Compito 1: Secondo il segmento del documento, in quale città vive e insegna Silvia Rosa?
Compito 2: Trascriva fedelmente il passo del segmento del documento che inizia con "Per effetto di" e termina con "perdita di umanità.".

┌─ Segmento del documento

Per effetto di questa composizione, l’opera risulta un poliedro che rifrange diversamente la luce in ogni sua faccia – una luce impietosa, fredda, asettica, che denuncia “la nudità della perdita” a cui non si dà nome, ma che assume i contorni di una perdita di umanità.
Stoccaggio a secco per quei desideri
suturati sotto cute, che lo sguardo
metallico non espunge, cascami di luce
friabile da mettere in ordine per qualità
di sospiri grandezza e necessità:
schedarli prima che sia troppo tardi,
ibridare le arterie con vuoti pneumatici
a portata di oscurità, anestesia generale
in luogo di ogni emozione, evolversi
in direzione di un pensiero efficiente,
puntare diritto alla meta, poco distinguere
le differenze tra vita morte sopravvivenza,
pensare in concreto, abbandonare
il fardello dei sogni, predisporsi a essere
ai minimi termini – modello base – leggeri
quanto uno sputo di cenere al vento
QUI l’autrice legge due liriche
Silvia Rosa nasce a Torino, dove vive e insegna. Laureata in Scienze dell’Educazione, con una specializzazione in educazione e formazione degli adulti e un master in didattica dell’italiano L2, ha frequentato il corso di storytelling della Scuola Holden. Suoi testi poetici e in prosa sono presenti in diversi volumi antologici, sono apparsi in riviste, siti e blog letterari e sono stati tradotti in spagnolo, serbo, romeno e turco. Tra le sue pubblicazioni: le raccolte poetiche “Tutta la terra che ci resta” (Vydia Editore 2022), “Tempo di riserva” (Giuliano Ladolfi Editore 2018), “Genealogia imperfetta” (La Vita Felice 2014), “SoloMinuscolaScrittura” (La vita Felice 2012), “Di sole voci” (LietoColle Editore 2010 – II ediz. 2012); l’antologia foto-poetica “Maternità marina” (Terra d’ulivi 2020), di cui è curatrice e autrice delle foto; il saggio di storia contemporanea “Italiane d’Argentina. Storia e memorie di un secolo d’emigrazione al femminile” (1860-1960) (Ananke Edizioni 2013); il libro di racconti “Del suo essere un corpo” (Montedit Edizioni 2010). È vicedirettrice della rivista digitale “Poesia del nostro tempo”, per la quale cura le rubriche “Confine donna: poesie e storie d’emigrazione”, “Scaffale poesia: editori a confronto” e “I versi dell’alloloda”, redattrice della testata online “NiedernGasse”, collabora con la rivista “Margutte”, con l’annuario di poesia «Argo» e con il quotidiano «il manifesto». Si è occupata del progetto di traduzione poetica e interviste di alcuni autori argentini, dal titolo “Italia Argentina ida y vuelta: incontri poetici”, pubblicato nel 2017 in e-book (edizioni Versante Ripido e La Recherche). È tra le ideatrici del progetto “Medicamenta – lingua di donna e altre scritture”, che propone una serie di letture, eventi e laboratori rivolti a donne italiane e straniere, lavorando in un’ottica psicopedagogica e di genere con le loro narrazioni e le loro storie di vita. Conduce laboratori utilizzando le metodologie autobiografiche, apprese nei corsi tenuti da Lucia Portis della Libera Università di Anghiari, insieme alla poesia terapia, di cui ha scritto per la rivista “Poetry Therapy Italia”.

└─
┌─ Dati mostrati

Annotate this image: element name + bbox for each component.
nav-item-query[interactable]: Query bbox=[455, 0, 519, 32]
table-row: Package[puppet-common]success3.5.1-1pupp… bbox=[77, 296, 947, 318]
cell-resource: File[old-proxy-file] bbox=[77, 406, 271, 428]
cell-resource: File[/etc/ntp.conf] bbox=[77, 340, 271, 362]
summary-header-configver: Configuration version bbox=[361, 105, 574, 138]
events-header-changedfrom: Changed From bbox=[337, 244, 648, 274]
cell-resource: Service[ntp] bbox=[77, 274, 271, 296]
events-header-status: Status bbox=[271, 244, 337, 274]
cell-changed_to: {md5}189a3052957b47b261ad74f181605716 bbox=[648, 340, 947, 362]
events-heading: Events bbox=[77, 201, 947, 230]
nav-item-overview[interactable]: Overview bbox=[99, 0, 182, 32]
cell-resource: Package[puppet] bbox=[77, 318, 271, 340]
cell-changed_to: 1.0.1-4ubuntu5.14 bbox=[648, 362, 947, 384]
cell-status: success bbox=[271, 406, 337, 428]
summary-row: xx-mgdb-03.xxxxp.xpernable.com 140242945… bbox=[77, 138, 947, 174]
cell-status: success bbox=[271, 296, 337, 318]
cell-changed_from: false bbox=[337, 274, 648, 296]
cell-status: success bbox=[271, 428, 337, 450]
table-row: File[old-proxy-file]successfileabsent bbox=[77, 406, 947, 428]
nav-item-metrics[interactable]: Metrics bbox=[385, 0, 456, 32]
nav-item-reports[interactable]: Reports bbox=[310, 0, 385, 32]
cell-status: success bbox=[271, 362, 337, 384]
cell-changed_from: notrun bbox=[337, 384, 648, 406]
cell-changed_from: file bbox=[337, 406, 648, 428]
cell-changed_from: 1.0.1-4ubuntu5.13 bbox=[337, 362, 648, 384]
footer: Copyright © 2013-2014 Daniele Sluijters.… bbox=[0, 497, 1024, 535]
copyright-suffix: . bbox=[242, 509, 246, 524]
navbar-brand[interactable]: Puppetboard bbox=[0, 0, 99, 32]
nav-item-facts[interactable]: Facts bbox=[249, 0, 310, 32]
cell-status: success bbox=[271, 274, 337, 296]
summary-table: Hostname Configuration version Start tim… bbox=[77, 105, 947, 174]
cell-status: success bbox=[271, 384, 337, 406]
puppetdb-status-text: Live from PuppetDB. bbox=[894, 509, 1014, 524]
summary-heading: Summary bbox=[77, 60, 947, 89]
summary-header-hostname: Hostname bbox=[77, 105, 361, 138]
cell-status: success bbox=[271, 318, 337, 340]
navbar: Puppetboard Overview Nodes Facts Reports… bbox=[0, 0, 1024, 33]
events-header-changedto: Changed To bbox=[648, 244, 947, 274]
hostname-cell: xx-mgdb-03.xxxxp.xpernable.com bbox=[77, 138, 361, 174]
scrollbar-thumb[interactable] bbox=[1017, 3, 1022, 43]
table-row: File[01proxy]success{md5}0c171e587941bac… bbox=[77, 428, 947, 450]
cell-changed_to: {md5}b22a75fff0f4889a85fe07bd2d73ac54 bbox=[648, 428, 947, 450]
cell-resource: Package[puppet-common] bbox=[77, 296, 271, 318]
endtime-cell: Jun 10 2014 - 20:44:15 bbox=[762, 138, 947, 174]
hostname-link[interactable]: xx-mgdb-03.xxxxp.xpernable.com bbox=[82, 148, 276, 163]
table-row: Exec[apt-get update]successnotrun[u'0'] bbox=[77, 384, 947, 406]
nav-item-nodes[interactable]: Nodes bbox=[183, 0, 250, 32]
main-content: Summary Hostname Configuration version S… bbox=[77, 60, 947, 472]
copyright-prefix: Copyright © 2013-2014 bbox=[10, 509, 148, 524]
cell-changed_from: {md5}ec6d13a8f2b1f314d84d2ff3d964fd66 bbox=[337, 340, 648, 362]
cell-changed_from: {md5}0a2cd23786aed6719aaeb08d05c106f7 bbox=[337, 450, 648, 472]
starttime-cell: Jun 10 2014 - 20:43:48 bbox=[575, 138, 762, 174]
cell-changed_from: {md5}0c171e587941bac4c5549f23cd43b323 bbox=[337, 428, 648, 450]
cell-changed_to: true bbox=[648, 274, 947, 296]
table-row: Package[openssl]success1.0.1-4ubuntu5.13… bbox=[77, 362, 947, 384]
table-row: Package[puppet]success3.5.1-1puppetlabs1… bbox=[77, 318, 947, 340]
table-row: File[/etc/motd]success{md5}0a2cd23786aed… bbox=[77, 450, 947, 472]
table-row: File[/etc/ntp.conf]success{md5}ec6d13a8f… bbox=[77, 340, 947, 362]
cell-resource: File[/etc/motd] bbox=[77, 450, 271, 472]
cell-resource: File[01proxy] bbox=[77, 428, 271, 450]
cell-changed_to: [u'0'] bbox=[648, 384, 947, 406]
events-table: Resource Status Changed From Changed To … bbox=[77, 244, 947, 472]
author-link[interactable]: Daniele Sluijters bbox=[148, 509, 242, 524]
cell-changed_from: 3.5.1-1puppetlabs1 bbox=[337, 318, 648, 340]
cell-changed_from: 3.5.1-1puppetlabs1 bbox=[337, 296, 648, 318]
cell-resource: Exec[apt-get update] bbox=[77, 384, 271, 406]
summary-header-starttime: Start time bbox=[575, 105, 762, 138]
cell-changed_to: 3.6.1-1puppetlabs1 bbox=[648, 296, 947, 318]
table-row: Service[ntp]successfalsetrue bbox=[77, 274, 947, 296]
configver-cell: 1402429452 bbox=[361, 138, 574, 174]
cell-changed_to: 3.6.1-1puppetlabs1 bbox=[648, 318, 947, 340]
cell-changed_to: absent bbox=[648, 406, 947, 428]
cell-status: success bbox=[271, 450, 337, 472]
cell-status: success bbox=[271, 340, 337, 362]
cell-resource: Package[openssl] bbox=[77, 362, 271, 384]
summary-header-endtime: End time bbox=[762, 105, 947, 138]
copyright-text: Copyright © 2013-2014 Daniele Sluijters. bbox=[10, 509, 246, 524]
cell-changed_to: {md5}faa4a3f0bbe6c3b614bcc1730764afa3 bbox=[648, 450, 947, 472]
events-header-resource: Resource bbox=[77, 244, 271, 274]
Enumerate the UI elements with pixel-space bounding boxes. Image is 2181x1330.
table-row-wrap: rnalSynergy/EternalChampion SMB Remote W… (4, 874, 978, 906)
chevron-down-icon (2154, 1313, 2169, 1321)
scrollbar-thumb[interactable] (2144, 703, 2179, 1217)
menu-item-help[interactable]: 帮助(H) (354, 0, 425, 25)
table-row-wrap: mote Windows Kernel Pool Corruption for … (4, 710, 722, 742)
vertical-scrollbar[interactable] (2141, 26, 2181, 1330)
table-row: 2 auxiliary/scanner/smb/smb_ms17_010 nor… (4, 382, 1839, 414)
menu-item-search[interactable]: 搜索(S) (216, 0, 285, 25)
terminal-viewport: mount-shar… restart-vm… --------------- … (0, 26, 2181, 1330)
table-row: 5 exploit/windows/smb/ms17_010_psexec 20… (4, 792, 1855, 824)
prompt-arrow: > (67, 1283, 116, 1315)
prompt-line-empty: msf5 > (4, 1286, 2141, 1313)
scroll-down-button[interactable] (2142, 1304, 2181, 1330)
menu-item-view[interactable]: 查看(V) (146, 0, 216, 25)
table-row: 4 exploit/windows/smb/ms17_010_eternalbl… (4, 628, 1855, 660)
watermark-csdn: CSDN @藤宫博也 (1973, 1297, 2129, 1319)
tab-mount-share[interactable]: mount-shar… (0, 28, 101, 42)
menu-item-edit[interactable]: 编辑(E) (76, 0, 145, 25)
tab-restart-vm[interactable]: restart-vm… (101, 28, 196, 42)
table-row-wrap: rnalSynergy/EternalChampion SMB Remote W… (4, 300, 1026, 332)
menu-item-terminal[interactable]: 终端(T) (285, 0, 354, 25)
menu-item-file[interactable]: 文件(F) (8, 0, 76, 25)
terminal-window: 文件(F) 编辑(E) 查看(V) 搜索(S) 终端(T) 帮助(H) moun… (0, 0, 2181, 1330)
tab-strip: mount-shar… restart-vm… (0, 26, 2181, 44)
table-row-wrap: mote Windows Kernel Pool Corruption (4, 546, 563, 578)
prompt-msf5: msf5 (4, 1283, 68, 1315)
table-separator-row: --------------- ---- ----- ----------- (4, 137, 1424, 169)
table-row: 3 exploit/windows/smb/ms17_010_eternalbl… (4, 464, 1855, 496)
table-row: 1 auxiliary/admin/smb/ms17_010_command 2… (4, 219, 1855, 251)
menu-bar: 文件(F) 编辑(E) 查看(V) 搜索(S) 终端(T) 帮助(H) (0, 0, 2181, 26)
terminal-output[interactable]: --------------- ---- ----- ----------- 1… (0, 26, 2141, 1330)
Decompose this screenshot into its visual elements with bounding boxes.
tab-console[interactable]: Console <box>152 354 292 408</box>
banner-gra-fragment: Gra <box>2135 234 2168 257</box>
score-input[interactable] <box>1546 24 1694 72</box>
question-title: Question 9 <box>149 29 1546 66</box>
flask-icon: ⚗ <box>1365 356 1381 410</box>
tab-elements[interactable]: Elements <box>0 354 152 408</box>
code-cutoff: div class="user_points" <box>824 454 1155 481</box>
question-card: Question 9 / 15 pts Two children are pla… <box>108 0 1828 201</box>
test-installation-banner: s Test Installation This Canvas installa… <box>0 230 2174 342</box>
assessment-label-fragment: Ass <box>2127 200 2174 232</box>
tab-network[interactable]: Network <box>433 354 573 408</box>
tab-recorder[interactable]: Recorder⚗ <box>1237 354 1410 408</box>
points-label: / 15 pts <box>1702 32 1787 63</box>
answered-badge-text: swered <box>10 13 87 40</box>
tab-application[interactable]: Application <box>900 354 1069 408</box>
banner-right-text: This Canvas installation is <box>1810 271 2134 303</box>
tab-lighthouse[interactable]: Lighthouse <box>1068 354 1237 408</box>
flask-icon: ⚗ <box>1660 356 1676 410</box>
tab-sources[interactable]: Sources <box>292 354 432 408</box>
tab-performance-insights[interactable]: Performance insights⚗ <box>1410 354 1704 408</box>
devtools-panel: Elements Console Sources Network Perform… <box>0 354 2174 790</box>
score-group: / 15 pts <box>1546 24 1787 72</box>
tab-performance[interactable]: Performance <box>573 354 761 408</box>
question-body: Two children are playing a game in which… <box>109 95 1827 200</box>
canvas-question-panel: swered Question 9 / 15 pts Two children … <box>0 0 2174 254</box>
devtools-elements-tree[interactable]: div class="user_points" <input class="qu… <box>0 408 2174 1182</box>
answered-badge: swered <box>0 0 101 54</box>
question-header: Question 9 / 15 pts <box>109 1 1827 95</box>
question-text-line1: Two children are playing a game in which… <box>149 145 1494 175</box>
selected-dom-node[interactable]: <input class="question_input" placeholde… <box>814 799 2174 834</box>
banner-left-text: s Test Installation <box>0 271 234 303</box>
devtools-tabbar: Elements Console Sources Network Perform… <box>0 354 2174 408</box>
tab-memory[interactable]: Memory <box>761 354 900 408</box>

└─

Risultato 1: A Torino.

Risultato 2:
Per effetto di questa composizione, l’opera risulta un poliedro che rifrange diversamente la luce in ogni sua faccia – una luce impietosa, fredda, asettica, che denuncia “la nudità della perdita” a cui non si dà nome, ma che assume i contorni di una perdita di umanità.